(begin)

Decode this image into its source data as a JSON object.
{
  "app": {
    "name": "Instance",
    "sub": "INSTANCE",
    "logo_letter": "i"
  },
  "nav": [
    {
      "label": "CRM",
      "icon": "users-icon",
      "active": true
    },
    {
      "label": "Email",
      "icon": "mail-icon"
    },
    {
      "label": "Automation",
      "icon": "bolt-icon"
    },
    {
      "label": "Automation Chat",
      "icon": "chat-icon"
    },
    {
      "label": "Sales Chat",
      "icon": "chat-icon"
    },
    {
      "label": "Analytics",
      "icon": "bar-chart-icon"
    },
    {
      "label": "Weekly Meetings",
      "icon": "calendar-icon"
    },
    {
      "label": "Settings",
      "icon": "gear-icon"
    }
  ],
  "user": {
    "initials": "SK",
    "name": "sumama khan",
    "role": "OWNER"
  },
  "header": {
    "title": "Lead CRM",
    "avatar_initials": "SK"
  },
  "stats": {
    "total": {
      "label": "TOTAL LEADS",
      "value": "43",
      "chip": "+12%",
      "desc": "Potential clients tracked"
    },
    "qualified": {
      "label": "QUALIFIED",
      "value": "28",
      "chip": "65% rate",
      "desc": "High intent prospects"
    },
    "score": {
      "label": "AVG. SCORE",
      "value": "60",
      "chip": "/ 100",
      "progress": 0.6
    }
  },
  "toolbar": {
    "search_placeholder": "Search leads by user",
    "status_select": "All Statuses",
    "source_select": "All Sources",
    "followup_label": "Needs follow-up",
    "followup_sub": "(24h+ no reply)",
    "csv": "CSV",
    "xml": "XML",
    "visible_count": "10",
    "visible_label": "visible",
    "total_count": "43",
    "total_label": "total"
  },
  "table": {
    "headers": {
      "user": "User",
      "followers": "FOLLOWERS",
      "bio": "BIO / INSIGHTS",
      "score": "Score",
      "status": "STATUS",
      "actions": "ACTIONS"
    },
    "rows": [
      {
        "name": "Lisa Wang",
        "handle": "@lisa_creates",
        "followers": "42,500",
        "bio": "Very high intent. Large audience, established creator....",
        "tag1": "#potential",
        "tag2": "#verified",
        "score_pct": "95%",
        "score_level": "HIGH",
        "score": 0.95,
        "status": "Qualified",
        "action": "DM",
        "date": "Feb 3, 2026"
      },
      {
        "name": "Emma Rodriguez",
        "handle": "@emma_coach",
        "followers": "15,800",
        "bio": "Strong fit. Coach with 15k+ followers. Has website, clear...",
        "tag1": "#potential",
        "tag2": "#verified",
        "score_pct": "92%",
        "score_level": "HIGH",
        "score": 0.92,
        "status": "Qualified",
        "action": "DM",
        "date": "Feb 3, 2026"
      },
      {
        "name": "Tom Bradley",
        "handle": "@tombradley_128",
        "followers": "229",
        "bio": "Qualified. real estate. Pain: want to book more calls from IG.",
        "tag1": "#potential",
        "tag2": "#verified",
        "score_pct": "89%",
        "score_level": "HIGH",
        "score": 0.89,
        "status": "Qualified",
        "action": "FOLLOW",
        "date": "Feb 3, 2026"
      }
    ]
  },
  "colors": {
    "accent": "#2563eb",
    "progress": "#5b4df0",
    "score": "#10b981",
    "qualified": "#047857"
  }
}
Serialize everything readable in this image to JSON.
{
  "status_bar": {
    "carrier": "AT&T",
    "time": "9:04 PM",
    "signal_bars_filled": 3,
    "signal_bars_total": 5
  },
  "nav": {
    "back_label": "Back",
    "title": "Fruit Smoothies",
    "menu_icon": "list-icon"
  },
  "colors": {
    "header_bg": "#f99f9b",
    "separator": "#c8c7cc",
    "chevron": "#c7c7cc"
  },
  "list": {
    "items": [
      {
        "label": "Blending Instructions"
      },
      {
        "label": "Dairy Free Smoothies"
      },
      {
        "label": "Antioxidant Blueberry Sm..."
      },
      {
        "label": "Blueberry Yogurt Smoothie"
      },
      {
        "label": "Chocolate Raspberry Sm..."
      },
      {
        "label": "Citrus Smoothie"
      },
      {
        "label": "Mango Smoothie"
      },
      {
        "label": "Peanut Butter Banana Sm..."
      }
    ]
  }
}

(end)

YOUR OBJECTIVE => Take each line containing the string "handle" and copy it out.

PROBLEM SOLUTION =>
        "handle": "@lisa_creates",
        "handle": "@emma_coach",
        "handle": "@tombradley_128",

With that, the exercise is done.